>> START
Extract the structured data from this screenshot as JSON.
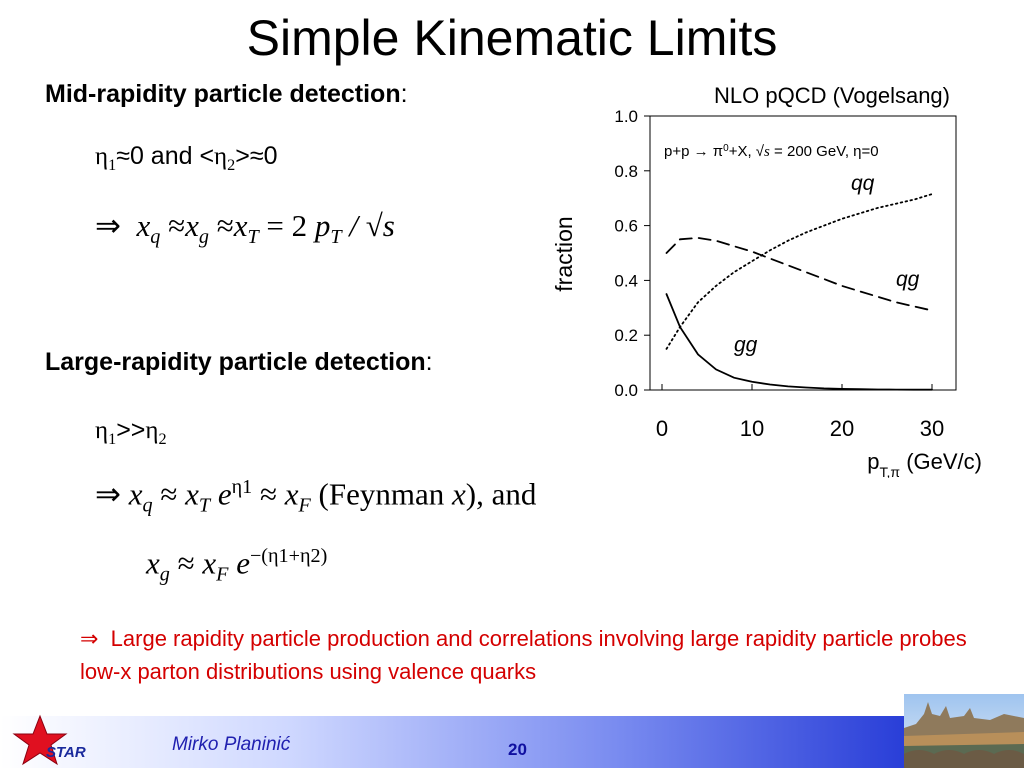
{
  "slide": {
    "title": "Simple Kinematic Limits",
    "mid": {
      "heading": "Mid-rapidity particle detection",
      "colon": ":",
      "condition_and": "0 and <",
      "condition_end": ">",
      "condition_zero": "0",
      "eta": "η",
      "approx": "≈",
      "sub1": "1",
      "sub2": "2"
    },
    "large": {
      "heading": "Large-rapidity particle detection",
      "colon": ":",
      "condition_gtgt": ">>",
      "feynman": "(Feynman ",
      "feynman_x": "x",
      "feynman_end": "), and"
    },
    "formula": {
      "implies": "⇒",
      "approx": "≈",
      "x": "x",
      "q": "q",
      "g": "g",
      "T": "T",
      "F": "F",
      "e": "e",
      "eq": "= 2",
      "p": "p",
      "slash": "/",
      "sqrt": "√",
      "s": "s",
      "eta1": "η1",
      "neg_sum": "−(η1+η2)"
    },
    "note": {
      "arrow": "⇒",
      "text": "Large rapidity particle production and correlations involving large rapidity particle probes low-x parton distributions using valence quarks"
    },
    "footer": {
      "author": "Mirko Planinić",
      "page": "20",
      "logo_text": "STAR"
    }
  },
  "colors": {
    "note": "#d40000",
    "footer_author": "#2020b0",
    "logo_star": "#e01020",
    "logo_text": "#1a2a9c"
  },
  "chart_data": {
    "type": "line",
    "title": "NLO pQCD  (Vogelsang)",
    "subtitle": {
      "process": "p+p → π",
      "pi_sup": "0",
      "rest": "+X, √",
      "s_italic": "s",
      "energy": " = 200 GeV, η=0"
    },
    "ylabel": "fraction",
    "xlabel": {
      "main": "p",
      "sub": "T,π",
      "unit": " (GeV/c)"
    },
    "xlim": [
      0,
      32
    ],
    "ylim": [
      0,
      1.0
    ],
    "x_ticks": [
      0,
      10,
      20,
      30
    ],
    "y_ticks": [
      "0.0",
      "0.2",
      "0.4",
      "0.6",
      "0.8",
      "1.0"
    ],
    "grid": false,
    "series": [
      {
        "name": "qq",
        "style": "dotted",
        "x": [
          0.5,
          2,
          4,
          6,
          8,
          10,
          12,
          14,
          16,
          18,
          20,
          22,
          24,
          26,
          28,
          30
        ],
        "y": [
          0.15,
          0.23,
          0.32,
          0.38,
          0.43,
          0.47,
          0.51,
          0.545,
          0.575,
          0.6,
          0.625,
          0.645,
          0.665,
          0.68,
          0.695,
          0.715
        ]
      },
      {
        "name": "qg",
        "style": "dashed",
        "x": [
          0.5,
          2,
          4,
          6,
          8,
          10,
          12,
          14,
          16,
          18,
          20,
          22,
          24,
          26,
          28,
          30
        ],
        "y": [
          0.5,
          0.55,
          0.555,
          0.545,
          0.525,
          0.505,
          0.48,
          0.455,
          0.43,
          0.405,
          0.38,
          0.36,
          0.34,
          0.32,
          0.305,
          0.29
        ]
      },
      {
        "name": "gg",
        "style": "solid",
        "x": [
          0.5,
          2,
          4,
          6,
          8,
          10,
          12,
          14,
          16,
          18,
          20,
          22,
          24,
          26,
          28,
          30
        ],
        "y": [
          0.35,
          0.23,
          0.13,
          0.075,
          0.045,
          0.03,
          0.02,
          0.013,
          0.009,
          0.006,
          0.004,
          0.003,
          0.002,
          0.0015,
          0.001,
          0.001
        ]
      }
    ]
  }
}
>> END
EXERCISE TASK = Write out the records above exactly as they stand, leaving out every picture.

EXERCISE SOLUTION =
Extract the structured data from this screenshot as JSON.
{
  "slide": {
    "title": "Simple Kinematic Limits",
    "mid": {
      "heading": "Mid-rapidity particle detection",
      "colon": ":",
      "condition_and": "0 and <",
      "condition_end": ">",
      "condition_zero": "0",
      "eta": "η",
      "approx": "≈",
      "sub1": "1",
      "sub2": "2"
    },
    "large": {
      "heading": "Large-rapidity particle detection",
      "colon": ":",
      "condition_gtgt": ">>",
      "feynman": "(Feynman ",
      "feynman_x": "x",
      "feynman_end": "), and"
    },
    "formula": {
      "implies": "⇒",
      "approx": "≈",
      "x": "x",
      "q": "q",
      "g": "g",
      "T": "T",
      "F": "F",
      "e": "e",
      "eq": "= 2",
      "p": "p",
      "slash": "/",
      "sqrt": "√",
      "s": "s",
      "eta1": "η1",
      "neg_sum": "−(η1+η2)"
    },
    "note": {
      "arrow": "⇒",
      "text": "Large rapidity particle production and correlations involving large rapidity particle probes low-x parton distributions using valence quarks"
    },
    "footer": {
      "author": "Mirko Planinić",
      "page": "20",
      "logo_text": "STAR"
    }
  },
  "colors": {
    "note": "#d40000",
    "footer_author": "#2020b0",
    "logo_star": "#e01020",
    "logo_text": "#1a2a9c"
  },
  "chart_data": {
    "type": "line",
    "title": "NLO pQCD  (Vogelsang)",
    "subtitle": {
      "process": "p+p → π",
      "pi_sup": "0",
      "rest": "+X, √",
      "s_italic": "s",
      "energy": " = 200 GeV, η=0"
    },
    "ylabel": "fraction",
    "xlabel": {
      "main": "p",
      "sub": "T,π",
      "unit": " (GeV/c)"
    },
    "xlim": [
      0,
      32
    ],
    "ylim": [
      0,
      1.0
    ],
    "x_ticks": [
      0,
      10,
      20,
      30
    ],
    "y_ticks": [
      "0.0",
      "0.2",
      "0.4",
      "0.6",
      "0.8",
      "1.0"
    ],
    "grid": false,
    "series": [
      {
        "name": "qq",
        "style": "dotted",
        "x": [
          0.5,
          2,
          4,
          6,
          8,
          10,
          12,
          14,
          16,
          18,
          20,
          22,
          24,
          26,
          28,
          30
        ],
        "y": [
          0.15,
          0.23,
          0.32,
          0.38,
          0.43,
          0.47,
          0.51,
          0.545,
          0.575,
          0.6,
          0.625,
          0.645,
          0.665,
          0.68,
          0.695,
          0.715
        ]
      },
      {
        "name": "qg",
        "style": "dashed",
        "x": [
          0.5,
          2,
          4,
          6,
          8,
          10,
          12,
          14,
          16,
          18,
          20,
          22,
          24,
          26,
          28,
          30
        ],
        "y": [
          0.5,
          0.55,
          0.555,
          0.545,
          0.525,
          0.505,
          0.48,
          0.455,
          0.43,
          0.405,
          0.38,
          0.36,
          0.34,
          0.32,
          0.305,
          0.29
        ]
      },
      {
        "name": "gg",
        "style": "solid",
        "x": [
          0.5,
          2,
          4,
          6,
          8,
          10,
          12,
          14,
          16,
          18,
          20,
          22,
          24,
          26,
          28,
          30
        ],
        "y": [
          0.35,
          0.23,
          0.13,
          0.075,
          0.045,
          0.03,
          0.02,
          0.013,
          0.009,
          0.006,
          0.004,
          0.003,
          0.002,
          0.0015,
          0.001,
          0.001
        ]
      }
    ]
  }
}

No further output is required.